# Input data:
'''

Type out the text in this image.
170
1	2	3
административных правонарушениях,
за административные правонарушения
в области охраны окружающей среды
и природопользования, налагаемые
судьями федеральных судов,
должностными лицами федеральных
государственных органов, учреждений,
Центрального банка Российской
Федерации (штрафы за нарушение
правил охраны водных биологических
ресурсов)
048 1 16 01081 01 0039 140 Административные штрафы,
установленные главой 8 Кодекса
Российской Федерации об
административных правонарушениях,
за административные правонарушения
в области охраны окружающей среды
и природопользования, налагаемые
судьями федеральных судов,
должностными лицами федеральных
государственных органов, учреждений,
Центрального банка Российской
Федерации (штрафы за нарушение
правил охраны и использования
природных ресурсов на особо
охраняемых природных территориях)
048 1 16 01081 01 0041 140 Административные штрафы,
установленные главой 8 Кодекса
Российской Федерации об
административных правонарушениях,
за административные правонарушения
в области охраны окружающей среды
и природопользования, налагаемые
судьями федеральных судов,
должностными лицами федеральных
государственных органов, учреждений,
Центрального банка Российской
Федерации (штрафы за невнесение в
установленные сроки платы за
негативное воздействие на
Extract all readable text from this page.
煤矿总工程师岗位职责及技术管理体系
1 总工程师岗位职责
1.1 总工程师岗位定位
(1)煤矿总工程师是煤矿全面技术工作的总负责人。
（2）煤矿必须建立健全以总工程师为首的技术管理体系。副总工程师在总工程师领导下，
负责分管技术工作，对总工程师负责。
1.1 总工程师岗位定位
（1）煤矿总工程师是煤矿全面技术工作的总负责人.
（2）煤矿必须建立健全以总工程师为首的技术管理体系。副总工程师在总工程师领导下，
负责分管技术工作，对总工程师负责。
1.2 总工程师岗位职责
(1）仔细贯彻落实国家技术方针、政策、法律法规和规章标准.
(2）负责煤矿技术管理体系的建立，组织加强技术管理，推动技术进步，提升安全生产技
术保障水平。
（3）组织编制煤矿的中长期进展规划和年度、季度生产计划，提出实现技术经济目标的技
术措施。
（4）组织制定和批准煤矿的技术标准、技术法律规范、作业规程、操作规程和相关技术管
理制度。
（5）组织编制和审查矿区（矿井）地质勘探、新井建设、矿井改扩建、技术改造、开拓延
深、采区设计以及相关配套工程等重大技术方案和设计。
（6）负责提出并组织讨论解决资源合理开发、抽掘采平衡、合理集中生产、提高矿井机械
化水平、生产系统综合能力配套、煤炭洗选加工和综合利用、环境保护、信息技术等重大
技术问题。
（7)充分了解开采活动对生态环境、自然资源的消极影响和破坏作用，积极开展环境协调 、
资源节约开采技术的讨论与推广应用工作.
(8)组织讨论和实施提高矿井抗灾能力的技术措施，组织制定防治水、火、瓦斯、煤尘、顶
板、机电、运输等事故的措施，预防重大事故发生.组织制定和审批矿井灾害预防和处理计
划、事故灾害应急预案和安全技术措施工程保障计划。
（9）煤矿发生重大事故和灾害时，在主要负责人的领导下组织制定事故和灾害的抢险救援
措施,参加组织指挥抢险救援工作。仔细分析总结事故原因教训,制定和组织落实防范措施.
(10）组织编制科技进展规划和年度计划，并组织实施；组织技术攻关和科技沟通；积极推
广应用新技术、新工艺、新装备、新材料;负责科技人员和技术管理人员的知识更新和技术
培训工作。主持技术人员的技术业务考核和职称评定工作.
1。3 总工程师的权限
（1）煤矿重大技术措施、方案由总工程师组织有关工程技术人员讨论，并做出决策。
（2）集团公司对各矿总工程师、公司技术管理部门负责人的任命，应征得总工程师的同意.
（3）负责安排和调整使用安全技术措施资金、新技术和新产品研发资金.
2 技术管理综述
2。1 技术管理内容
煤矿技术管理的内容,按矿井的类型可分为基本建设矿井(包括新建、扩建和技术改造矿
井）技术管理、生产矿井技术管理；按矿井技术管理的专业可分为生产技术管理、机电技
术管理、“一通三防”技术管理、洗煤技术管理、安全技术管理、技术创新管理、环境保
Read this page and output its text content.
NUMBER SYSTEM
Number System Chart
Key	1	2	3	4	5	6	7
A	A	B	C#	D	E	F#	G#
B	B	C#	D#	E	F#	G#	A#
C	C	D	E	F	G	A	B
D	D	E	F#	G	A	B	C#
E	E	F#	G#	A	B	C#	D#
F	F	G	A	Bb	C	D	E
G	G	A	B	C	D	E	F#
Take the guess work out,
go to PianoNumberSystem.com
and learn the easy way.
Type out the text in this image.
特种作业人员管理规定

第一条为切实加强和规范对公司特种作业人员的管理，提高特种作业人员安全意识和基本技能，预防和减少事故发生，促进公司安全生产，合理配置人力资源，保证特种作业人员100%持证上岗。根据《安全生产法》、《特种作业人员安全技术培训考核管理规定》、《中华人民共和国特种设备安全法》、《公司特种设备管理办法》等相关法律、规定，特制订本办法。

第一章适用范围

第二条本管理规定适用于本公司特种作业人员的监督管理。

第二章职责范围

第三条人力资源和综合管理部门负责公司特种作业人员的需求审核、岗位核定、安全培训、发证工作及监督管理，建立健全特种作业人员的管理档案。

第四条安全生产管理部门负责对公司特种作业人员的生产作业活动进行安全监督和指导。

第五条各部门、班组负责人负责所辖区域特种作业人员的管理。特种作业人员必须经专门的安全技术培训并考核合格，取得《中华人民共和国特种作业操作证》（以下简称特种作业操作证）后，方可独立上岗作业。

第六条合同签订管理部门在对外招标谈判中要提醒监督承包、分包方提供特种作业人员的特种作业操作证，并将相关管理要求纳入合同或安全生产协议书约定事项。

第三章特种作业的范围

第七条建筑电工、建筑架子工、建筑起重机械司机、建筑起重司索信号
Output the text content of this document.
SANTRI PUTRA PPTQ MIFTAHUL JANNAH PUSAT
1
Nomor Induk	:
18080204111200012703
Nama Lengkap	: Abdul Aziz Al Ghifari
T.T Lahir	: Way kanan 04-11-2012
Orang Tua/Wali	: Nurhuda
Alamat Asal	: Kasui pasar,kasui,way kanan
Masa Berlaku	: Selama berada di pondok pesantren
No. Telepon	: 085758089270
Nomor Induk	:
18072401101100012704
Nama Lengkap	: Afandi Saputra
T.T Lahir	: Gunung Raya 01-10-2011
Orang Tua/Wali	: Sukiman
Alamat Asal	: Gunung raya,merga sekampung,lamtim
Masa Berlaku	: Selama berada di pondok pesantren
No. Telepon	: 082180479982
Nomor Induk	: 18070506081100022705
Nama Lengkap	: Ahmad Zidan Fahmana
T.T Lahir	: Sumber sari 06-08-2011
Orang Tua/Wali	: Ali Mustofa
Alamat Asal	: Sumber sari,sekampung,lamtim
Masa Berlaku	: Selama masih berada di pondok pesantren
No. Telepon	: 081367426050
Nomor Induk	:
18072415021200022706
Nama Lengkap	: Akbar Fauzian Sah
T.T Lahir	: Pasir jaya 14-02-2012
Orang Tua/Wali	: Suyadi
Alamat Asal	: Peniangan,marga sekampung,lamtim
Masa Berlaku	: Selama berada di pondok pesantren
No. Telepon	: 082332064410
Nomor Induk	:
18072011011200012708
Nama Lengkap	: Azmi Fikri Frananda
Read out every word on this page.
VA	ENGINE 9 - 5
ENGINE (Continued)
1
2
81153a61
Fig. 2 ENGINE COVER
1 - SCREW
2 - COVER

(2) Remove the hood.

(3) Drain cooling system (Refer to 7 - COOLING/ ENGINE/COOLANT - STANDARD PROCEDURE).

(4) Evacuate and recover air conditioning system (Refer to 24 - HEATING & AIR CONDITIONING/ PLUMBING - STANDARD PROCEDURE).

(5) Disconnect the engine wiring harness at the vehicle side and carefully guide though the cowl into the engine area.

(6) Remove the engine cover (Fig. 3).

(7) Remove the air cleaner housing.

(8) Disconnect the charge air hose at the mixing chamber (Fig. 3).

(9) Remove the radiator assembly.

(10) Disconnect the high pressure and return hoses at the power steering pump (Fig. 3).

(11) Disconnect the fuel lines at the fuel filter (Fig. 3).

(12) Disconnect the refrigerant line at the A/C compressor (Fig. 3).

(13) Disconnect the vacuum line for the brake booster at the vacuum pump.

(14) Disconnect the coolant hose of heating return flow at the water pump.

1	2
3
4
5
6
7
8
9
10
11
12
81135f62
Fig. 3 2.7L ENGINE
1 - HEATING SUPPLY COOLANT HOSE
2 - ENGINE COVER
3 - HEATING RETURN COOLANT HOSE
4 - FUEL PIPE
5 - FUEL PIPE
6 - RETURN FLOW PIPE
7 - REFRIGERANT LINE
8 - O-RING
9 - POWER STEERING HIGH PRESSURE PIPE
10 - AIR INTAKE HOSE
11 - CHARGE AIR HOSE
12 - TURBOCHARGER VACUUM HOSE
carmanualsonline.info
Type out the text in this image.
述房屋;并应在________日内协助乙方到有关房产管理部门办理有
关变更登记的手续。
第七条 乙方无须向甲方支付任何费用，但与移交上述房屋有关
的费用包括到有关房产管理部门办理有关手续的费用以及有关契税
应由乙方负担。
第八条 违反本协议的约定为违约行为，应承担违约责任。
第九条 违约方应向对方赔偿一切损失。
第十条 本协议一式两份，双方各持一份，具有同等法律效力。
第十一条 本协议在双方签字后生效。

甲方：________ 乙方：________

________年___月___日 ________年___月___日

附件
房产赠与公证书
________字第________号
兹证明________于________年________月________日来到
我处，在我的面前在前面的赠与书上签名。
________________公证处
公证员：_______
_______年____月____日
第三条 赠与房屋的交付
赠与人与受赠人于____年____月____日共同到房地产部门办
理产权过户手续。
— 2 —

'''

# Goal:
Locate all lines that include the word "Asal" and copy them out.

# Response below:
Alamat Asal	: Kasui pasar,kasui,way kanan
Alamat Asal	: Gunung raya,merga sekampung,lamtim
Alamat Asal	: Sumber sari,sekampung,lamtim
Alamat Asal	: Peniangan,marga sekampung,lamtim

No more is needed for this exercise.